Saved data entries
<<<<

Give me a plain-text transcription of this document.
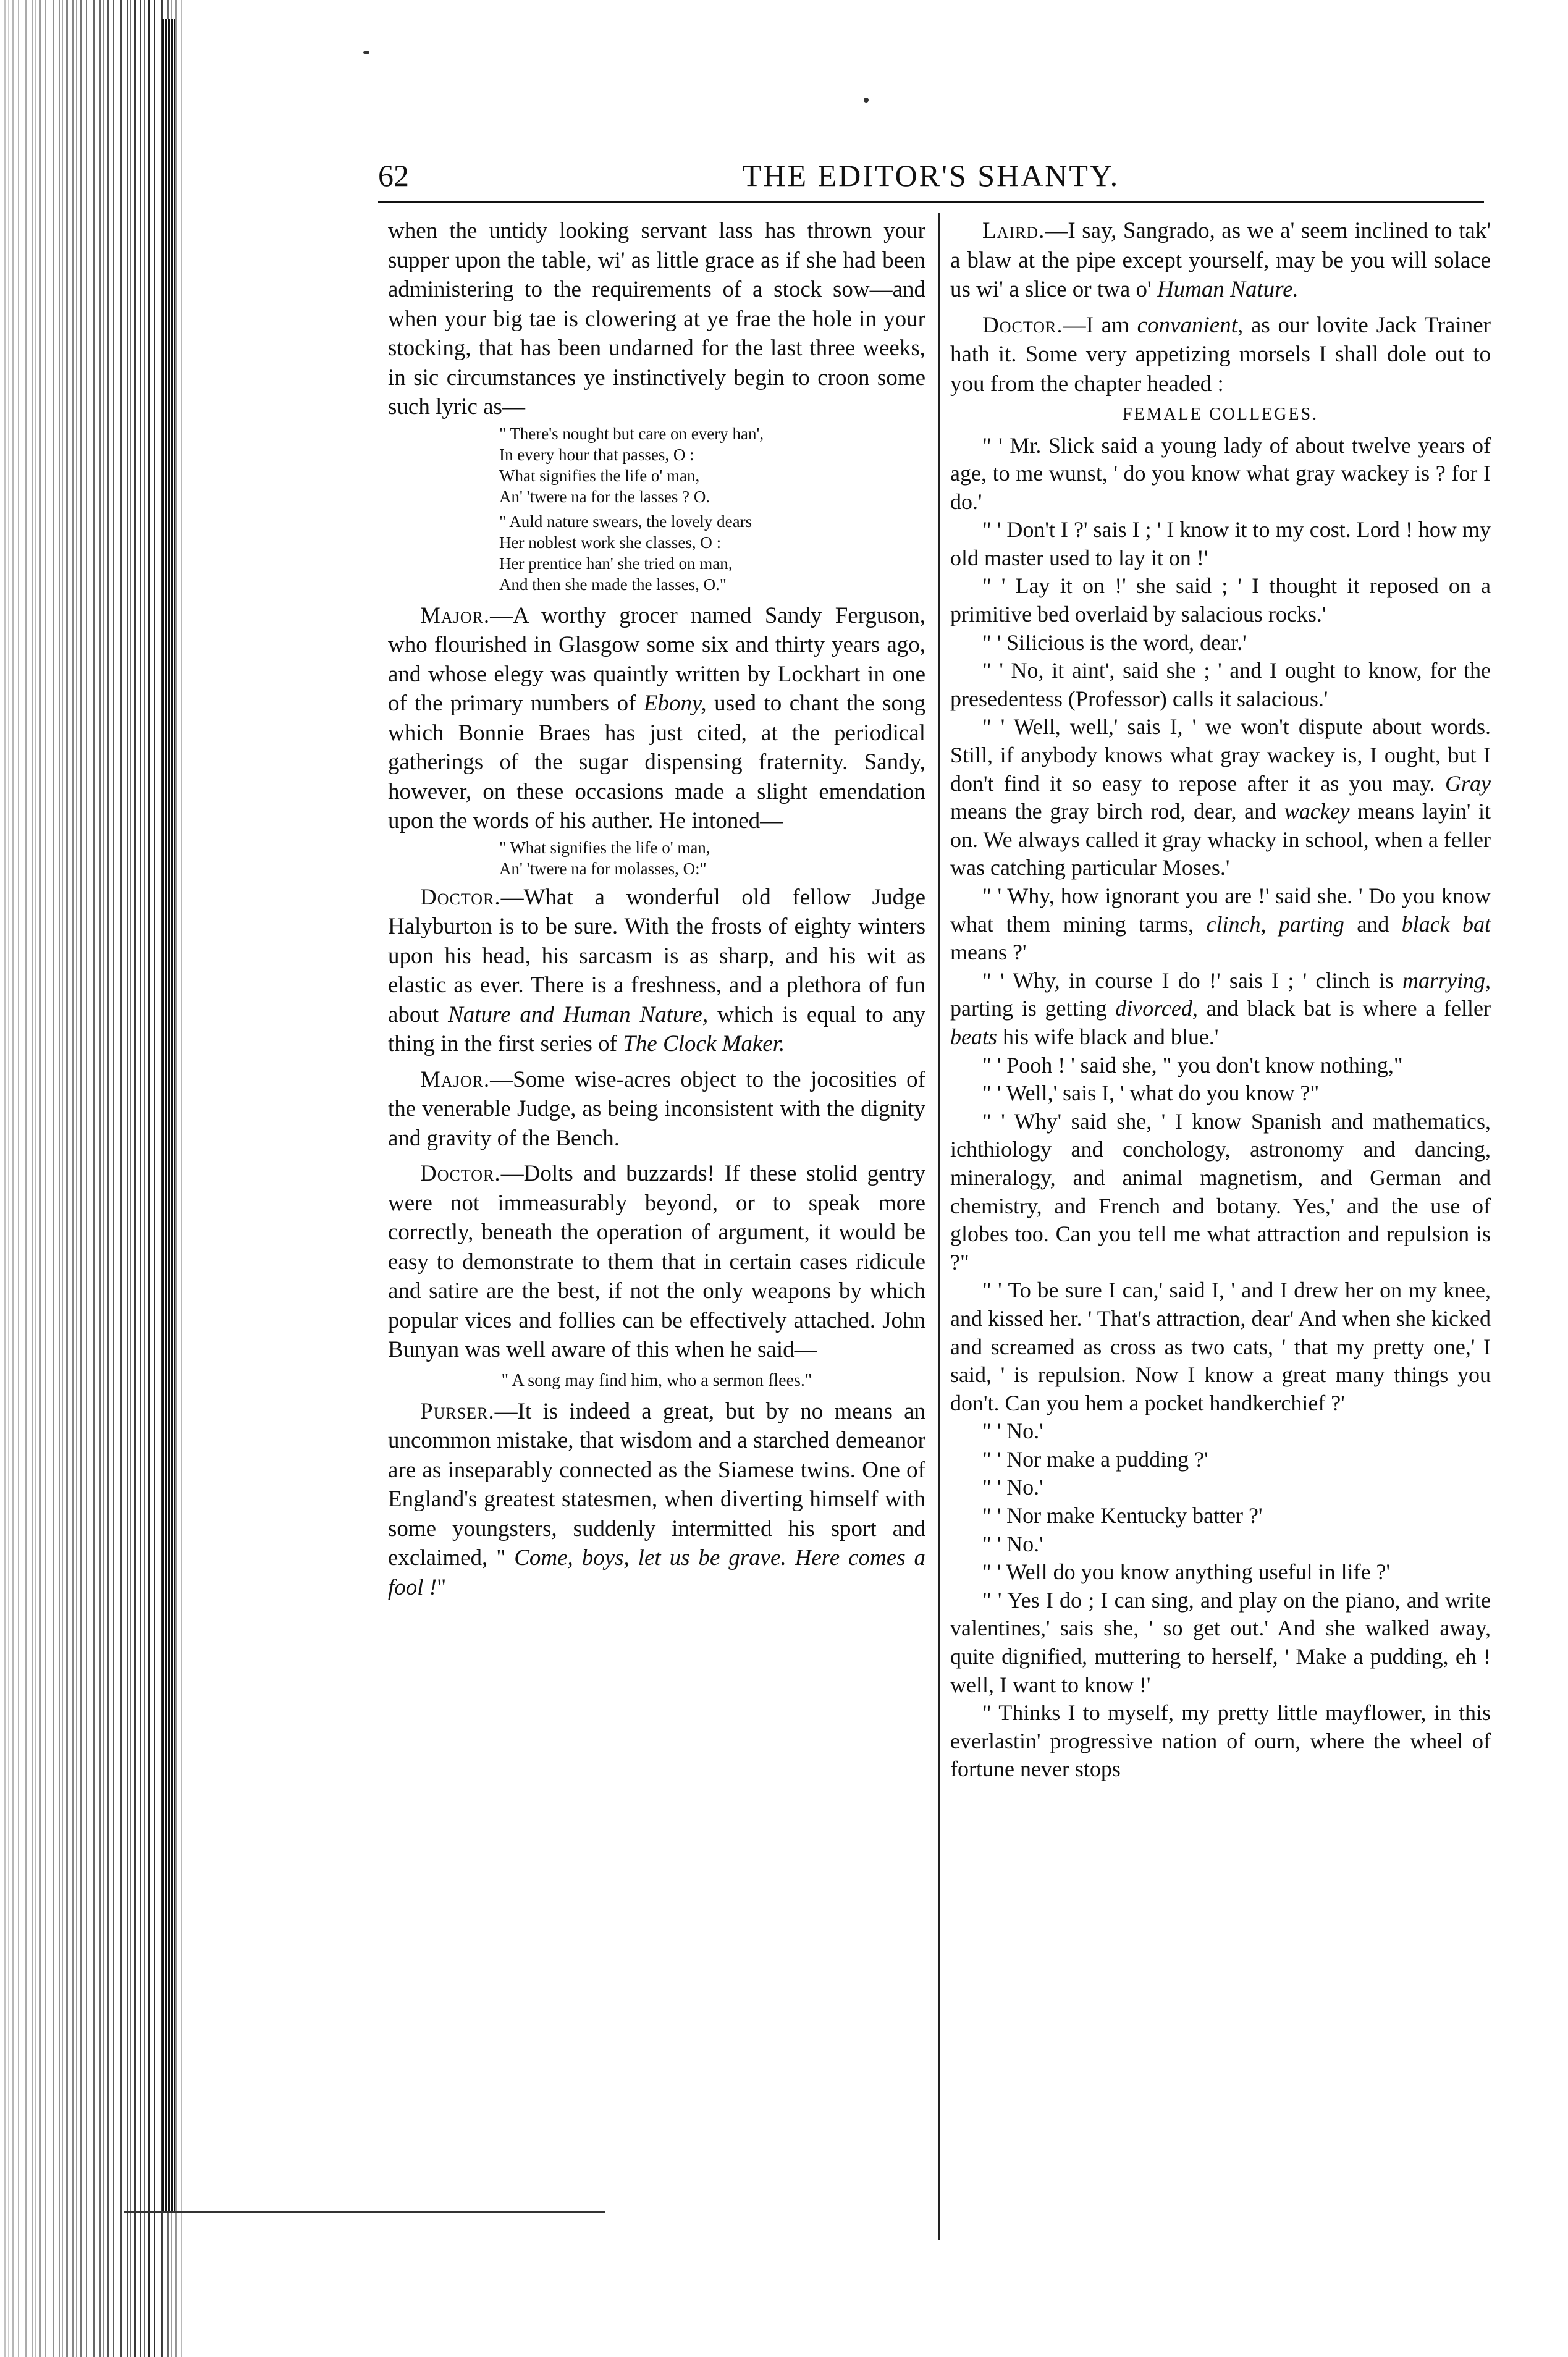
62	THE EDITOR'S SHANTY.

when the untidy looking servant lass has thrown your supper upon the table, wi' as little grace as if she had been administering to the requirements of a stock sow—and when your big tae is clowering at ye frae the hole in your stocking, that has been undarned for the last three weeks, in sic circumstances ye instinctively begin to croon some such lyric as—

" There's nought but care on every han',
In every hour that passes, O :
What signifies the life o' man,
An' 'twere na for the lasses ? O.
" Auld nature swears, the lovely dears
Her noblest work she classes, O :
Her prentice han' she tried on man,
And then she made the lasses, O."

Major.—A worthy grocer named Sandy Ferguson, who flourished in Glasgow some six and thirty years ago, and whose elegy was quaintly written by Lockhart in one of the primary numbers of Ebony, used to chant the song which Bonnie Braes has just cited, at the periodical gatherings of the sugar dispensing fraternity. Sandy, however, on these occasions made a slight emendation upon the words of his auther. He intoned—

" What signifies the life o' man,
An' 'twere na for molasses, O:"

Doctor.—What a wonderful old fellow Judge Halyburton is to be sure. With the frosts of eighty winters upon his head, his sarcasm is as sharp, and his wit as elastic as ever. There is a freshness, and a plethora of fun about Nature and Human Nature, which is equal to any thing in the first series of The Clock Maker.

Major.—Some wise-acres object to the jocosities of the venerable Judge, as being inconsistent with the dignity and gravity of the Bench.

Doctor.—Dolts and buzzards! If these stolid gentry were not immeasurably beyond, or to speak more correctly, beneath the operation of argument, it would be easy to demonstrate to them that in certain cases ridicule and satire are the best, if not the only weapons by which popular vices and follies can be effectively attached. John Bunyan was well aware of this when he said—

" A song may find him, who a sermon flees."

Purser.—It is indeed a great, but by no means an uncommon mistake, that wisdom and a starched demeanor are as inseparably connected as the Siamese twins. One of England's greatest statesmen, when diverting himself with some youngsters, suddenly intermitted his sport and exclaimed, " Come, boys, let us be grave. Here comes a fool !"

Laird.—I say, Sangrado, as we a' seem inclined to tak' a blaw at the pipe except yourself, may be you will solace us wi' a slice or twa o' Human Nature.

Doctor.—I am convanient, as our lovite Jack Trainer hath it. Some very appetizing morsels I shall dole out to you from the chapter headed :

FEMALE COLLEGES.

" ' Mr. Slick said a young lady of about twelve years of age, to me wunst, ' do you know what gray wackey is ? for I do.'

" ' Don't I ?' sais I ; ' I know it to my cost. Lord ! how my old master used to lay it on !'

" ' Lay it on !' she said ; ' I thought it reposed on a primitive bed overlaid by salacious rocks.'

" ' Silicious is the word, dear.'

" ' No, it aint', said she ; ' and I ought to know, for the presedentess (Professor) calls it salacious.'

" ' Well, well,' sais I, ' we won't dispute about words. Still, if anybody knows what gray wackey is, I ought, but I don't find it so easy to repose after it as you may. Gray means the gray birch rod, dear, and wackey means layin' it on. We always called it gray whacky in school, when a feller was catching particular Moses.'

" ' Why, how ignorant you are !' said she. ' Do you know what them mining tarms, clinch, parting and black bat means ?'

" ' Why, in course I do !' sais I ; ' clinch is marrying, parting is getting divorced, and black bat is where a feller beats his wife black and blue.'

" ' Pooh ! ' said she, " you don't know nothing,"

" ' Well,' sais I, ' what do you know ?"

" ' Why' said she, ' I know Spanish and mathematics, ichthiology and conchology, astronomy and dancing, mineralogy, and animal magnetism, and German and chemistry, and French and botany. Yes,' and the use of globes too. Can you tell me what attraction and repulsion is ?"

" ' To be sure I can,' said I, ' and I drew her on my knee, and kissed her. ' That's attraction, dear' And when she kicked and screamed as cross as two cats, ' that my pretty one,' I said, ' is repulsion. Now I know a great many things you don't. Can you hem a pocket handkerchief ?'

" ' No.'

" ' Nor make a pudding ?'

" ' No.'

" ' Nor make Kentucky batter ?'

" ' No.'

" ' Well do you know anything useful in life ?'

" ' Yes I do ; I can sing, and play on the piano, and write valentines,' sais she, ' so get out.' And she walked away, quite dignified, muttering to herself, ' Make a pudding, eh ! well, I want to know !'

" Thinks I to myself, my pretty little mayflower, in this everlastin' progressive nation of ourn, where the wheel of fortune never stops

>>>>

**What you need to do:** Write every entry out again exactly, dropping the pictures.

**Full response:**
Give me a plain-text transcription of this document.
62	THE EDITOR'S SHANTY.

when the untidy looking servant lass has thrown your supper upon the table, wi' as little grace as if she had been administering to the requirements of a stock sow—and when your big tae is clowering at ye frae the hole in your stocking, that has been undarned for the last three weeks, in sic circumstances ye instinctively begin to croon some such lyric as—

" There's nought but care on every han',
In every hour that passes, O :
What signifies the life o' man,
An' 'twere na for the lasses ? O.
" Auld nature swears, the lovely dears
Her noblest work she classes, O :
Her prentice han' she tried on man,
And then she made the lasses, O."

Major.—A worthy grocer named Sandy Ferguson, who flourished in Glasgow some six and thirty years ago, and whose elegy was quaintly written by Lockhart in one of the primary numbers of Ebony, used to chant the song which Bonnie Braes has just cited, at the periodical gatherings of the sugar dispensing fraternity. Sandy, however, on these occasions made a slight emendation upon the words of his auther. He intoned—

" What signifies the life o' man,
An' 'twere na for molasses, O:"

Doctor.—What a wonderful old fellow Judge Halyburton is to be sure. With the frosts of eighty winters upon his head, his sarcasm is as sharp, and his wit as elastic as ever. There is a freshness, and a plethora of fun about Nature and Human Nature, which is equal to any thing in the first series of The Clock Maker.

Major.—Some wise-acres object to the jocosities of the venerable Judge, as being inconsistent with the dignity and gravity of the Bench.

Doctor.—Dolts and buzzards! If these stolid gentry were not immeasurably beyond, or to speak more correctly, beneath the operation of argument, it would be easy to demonstrate to them that in certain cases ridicule and satire are the best, if not the only weapons by which popular vices and follies can be effectively attached. John Bunyan was well aware of this when he said—

" A song may find him, who a sermon flees."

Purser.—It is indeed a great, but by no means an uncommon mistake, that wisdom and a starched demeanor are as inseparably connected as the Siamese twins. One of England's greatest statesmen, when diverting himself with some youngsters, suddenly intermitted his sport and exclaimed, " Come, boys, let us be grave. Here comes a fool !"

Laird.—I say, Sangrado, as we a' seem inclined to tak' a blaw at the pipe except yourself, may be you will solace us wi' a slice or twa o' Human Nature.

Doctor.—I am convanient, as our lovite Jack Trainer hath it. Some very appetizing morsels I shall dole out to you from the chapter headed :

FEMALE COLLEGES.

" ' Mr. Slick said a young lady of about twelve years of age, to me wunst, ' do you know what gray wackey is ? for I do.'

" ' Don't I ?' sais I ; ' I know it to my cost. Lord ! how my old master used to lay it on !'

" ' Lay it on !' she said ; ' I thought it reposed on a primitive bed overlaid by salacious rocks.'

" ' Silicious is the word, dear.'

" ' No, it aint', said she ; ' and I ought to know, for the presedentess (Professor) calls it salacious.'

" ' Well, well,' sais I, ' we won't dispute about words. Still, if anybody knows what gray wackey is, I ought, but I don't find it so easy to repose after it as you may. Gray means the gray birch rod, dear, and wackey means layin' it on. We always called it gray whacky in school, when a feller was catching particular Moses.'

" ' Why, how ignorant you are !' said she. ' Do you know what them mining tarms, clinch, parting and black bat means ?'

" ' Why, in course I do !' sais I ; ' clinch is marrying, parting is getting divorced, and black bat is where a feller beats his wife black and blue.'

" ' Pooh ! ' said she, " you don't know nothing,"

" ' Well,' sais I, ' what do you know ?"

" ' Why' said she, ' I know Spanish and mathematics, ichthiology and conchology, astronomy and dancing, mineralogy, and animal magnetism, and German and chemistry, and French and botany. Yes,' and the use of globes too. Can you tell me what attraction and repulsion is ?"

" ' To be sure I can,' said I, ' and I drew her on my knee, and kissed her. ' That's attraction, dear' And when she kicked and screamed as cross as two cats, ' that my pretty one,' I said, ' is repulsion. Now I know a great many things you don't. Can you hem a pocket handkerchief ?'

" ' No.'

" ' Nor make a pudding ?'

" ' No.'

" ' Nor make Kentucky batter ?'

" ' No.'

" ' Well do you know anything useful in life ?'

" ' Yes I do ; I can sing, and play on the piano, and write valentines,' sais she, ' so get out.' And she walked away, quite dignified, muttering to herself, ' Make a pudding, eh ! well, I want to know !'

" Thinks I to myself, my pretty little mayflower, in this everlastin' progressive nation of ourn, where the wheel of fortune never stops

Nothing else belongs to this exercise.